# Start of RECORDS FOR THE EXERCISE
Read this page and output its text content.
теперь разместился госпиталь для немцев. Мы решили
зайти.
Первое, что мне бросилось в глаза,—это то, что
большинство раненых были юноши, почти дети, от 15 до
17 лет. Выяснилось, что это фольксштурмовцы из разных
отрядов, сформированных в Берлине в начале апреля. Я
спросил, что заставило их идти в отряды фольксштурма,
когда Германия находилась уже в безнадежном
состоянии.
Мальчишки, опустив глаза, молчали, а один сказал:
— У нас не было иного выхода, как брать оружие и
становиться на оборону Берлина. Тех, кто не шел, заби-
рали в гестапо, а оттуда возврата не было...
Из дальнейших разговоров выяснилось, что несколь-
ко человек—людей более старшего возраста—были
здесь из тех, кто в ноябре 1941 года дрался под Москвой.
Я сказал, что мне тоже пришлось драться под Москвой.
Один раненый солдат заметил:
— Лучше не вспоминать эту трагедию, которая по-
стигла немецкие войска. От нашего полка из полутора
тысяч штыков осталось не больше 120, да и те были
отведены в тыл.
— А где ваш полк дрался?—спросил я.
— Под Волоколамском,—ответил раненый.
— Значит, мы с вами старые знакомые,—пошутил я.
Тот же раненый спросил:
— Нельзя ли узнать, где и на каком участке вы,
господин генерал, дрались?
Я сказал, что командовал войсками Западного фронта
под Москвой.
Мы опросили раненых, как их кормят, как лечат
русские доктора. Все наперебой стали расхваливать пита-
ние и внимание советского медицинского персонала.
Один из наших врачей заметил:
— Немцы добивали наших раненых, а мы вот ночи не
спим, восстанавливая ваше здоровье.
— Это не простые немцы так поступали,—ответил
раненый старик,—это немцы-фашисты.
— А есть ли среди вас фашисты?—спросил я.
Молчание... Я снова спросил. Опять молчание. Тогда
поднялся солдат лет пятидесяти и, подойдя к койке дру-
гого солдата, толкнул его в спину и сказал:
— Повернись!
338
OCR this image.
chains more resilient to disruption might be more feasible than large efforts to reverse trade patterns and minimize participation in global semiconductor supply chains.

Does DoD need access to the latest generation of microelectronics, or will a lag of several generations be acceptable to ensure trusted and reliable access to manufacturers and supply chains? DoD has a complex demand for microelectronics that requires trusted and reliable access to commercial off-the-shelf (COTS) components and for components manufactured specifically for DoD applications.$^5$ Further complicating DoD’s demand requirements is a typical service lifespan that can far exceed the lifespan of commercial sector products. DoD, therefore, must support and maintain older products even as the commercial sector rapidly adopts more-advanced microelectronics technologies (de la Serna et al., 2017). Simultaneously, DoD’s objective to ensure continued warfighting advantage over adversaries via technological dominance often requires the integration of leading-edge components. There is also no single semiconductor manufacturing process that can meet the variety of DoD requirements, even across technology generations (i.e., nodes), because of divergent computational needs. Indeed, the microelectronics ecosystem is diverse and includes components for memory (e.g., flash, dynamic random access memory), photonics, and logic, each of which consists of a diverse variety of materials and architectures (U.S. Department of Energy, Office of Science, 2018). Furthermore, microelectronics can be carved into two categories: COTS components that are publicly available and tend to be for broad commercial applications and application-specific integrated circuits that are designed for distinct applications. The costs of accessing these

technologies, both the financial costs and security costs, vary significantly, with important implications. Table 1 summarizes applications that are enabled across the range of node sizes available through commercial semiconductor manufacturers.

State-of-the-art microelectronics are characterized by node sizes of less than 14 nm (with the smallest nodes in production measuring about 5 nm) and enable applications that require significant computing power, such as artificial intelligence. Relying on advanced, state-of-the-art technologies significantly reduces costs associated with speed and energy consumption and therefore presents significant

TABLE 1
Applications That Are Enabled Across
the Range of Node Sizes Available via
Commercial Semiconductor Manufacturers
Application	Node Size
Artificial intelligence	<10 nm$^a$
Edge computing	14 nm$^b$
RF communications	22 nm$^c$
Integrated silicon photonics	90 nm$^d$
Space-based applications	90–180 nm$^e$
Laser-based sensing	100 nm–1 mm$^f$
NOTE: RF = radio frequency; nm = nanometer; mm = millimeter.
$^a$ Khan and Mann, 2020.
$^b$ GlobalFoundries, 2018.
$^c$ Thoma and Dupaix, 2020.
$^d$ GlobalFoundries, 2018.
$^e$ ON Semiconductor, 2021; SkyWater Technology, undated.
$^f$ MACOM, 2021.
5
# End of RECORDS FOR THE EXERCISE
Give only a number: how many lines of the data hold the string "заметил"?

2